[Items from a figure collection]
----

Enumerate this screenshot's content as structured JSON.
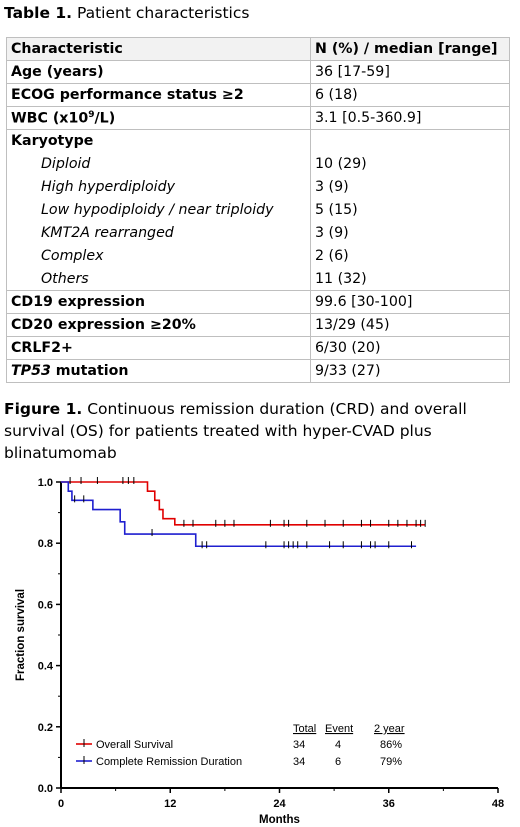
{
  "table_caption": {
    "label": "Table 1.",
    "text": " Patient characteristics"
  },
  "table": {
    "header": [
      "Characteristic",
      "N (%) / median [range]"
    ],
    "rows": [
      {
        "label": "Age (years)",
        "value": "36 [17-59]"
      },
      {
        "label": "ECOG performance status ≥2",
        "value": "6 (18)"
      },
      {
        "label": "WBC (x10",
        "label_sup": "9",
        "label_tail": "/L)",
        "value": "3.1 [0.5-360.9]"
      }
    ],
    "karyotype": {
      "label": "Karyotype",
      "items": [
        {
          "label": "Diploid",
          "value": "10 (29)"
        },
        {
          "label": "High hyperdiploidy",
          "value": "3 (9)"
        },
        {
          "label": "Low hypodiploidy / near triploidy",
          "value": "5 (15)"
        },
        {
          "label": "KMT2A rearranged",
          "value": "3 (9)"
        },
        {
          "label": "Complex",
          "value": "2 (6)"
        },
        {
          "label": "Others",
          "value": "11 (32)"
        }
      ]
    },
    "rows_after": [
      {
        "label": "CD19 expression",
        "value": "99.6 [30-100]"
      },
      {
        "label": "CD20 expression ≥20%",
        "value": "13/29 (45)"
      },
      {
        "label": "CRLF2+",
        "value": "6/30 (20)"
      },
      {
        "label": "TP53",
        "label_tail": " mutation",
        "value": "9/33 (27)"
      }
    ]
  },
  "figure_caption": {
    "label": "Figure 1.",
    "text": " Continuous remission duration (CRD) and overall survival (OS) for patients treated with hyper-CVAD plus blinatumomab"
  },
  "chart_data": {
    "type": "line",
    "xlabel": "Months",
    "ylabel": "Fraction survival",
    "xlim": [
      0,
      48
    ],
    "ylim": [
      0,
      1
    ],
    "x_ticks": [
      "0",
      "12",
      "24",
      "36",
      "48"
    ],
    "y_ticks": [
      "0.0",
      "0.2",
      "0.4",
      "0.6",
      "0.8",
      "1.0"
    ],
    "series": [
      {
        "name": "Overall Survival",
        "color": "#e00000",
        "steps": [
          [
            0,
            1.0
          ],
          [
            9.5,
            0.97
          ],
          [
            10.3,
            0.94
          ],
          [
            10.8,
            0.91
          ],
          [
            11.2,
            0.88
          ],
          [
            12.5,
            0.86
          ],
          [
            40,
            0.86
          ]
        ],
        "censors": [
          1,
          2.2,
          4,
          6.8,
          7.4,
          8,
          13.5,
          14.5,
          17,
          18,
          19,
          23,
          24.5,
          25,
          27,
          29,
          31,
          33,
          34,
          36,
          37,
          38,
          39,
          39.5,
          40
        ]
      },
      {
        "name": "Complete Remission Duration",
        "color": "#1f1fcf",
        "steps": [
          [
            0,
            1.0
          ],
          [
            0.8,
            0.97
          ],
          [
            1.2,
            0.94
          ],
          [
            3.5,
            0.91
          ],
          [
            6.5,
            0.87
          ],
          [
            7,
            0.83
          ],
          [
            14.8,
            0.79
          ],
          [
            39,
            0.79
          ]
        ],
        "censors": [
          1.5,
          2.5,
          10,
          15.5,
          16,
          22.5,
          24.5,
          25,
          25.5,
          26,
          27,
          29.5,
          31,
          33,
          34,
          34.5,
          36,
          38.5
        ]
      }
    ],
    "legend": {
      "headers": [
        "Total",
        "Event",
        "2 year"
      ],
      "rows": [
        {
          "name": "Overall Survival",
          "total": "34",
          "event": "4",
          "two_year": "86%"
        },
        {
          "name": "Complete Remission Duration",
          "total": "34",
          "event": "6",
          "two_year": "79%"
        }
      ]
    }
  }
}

----

■ **Work to complete**
Retype every entry exactly as written. Leave the pictures out.

■ **Written response**
Enumerate this screenshot's content as structured JSON.
{
  "table_caption": {
    "label": "Table 1.",
    "text": " Patient characteristics"
  },
  "table": {
    "header": [
      "Characteristic",
      "N (%) / median [range]"
    ],
    "rows": [
      {
        "label": "Age (years)",
        "value": "36 [17-59]"
      },
      {
        "label": "ECOG performance status ≥2",
        "value": "6 (18)"
      },
      {
        "label": "WBC (x10",
        "label_sup": "9",
        "label_tail": "/L)",
        "value": "3.1 [0.5-360.9]"
      }
    ],
    "karyotype": {
      "label": "Karyotype",
      "items": [
        {
          "label": "Diploid",
          "value": "10 (29)"
        },
        {
          "label": "High hyperdiploidy",
          "value": "3 (9)"
        },
        {
          "label": "Low hypodiploidy / near triploidy",
          "value": "5 (15)"
        },
        {
          "label": "KMT2A rearranged",
          "value": "3 (9)"
        },
        {
          "label": "Complex",
          "value": "2 (6)"
        },
        {
          "label": "Others",
          "value": "11 (32)"
        }
      ]
    },
    "rows_after": [
      {
        "label": "CD19 expression",
        "value": "99.6 [30-100]"
      },
      {
        "label": "CD20 expression ≥20%",
        "value": "13/29 (45)"
      },
      {
        "label": "CRLF2+",
        "value": "6/30 (20)"
      },
      {
        "label": "TP53",
        "label_tail": " mutation",
        "value": "9/33 (27)"
      }
    ]
  },
  "figure_caption": {
    "label": "Figure 1.",
    "text": " Continuous remission duration (CRD) and overall survival (OS) for patients treated with hyper-CVAD plus blinatumomab"
  },
  "chart_data": {
    "type": "line",
    "xlabel": "Months",
    "ylabel": "Fraction survival",
    "xlim": [
      0,
      48
    ],
    "ylim": [
      0,
      1
    ],
    "x_ticks": [
      "0",
      "12",
      "24",
      "36",
      "48"
    ],
    "y_ticks": [
      "0.0",
      "0.2",
      "0.4",
      "0.6",
      "0.8",
      "1.0"
    ],
    "series": [
      {
        "name": "Overall Survival",
        "color": "#e00000",
        "steps": [
          [
            0,
            1.0
          ],
          [
            9.5,
            0.97
          ],
          [
            10.3,
            0.94
          ],
          [
            10.8,
            0.91
          ],
          [
            11.2,
            0.88
          ],
          [
            12.5,
            0.86
          ],
          [
            40,
            0.86
          ]
        ],
        "censors": [
          1,
          2.2,
          4,
          6.8,
          7.4,
          8,
          13.5,
          14.5,
          17,
          18,
          19,
          23,
          24.5,
          25,
          27,
          29,
          31,
          33,
          34,
          36,
          37,
          38,
          39,
          39.5,
          40
        ]
      },
      {
        "name": "Complete Remission Duration",
        "color": "#1f1fcf",
        "steps": [
          [
            0,
            1.0
          ],
          [
            0.8,
            0.97
          ],
          [
            1.2,
            0.94
          ],
          [
            3.5,
            0.91
          ],
          [
            6.5,
            0.87
          ],
          [
            7,
            0.83
          ],
          [
            14.8,
            0.79
          ],
          [
            39,
            0.79
          ]
        ],
        "censors": [
          1.5,
          2.5,
          10,
          15.5,
          16,
          22.5,
          24.5,
          25,
          25.5,
          26,
          27,
          29.5,
          31,
          33,
          34,
          34.5,
          36,
          38.5
        ]
      }
    ],
    "legend": {
      "headers": [
        "Total",
        "Event",
        "2 year"
      ],
      "rows": [
        {
          "name": "Overall Survival",
          "total": "34",
          "event": "4",
          "two_year": "86%"
        },
        {
          "name": "Complete Remission Duration",
          "total": "34",
          "event": "6",
          "two_year": "79%"
        }
      ]
    }
  }
}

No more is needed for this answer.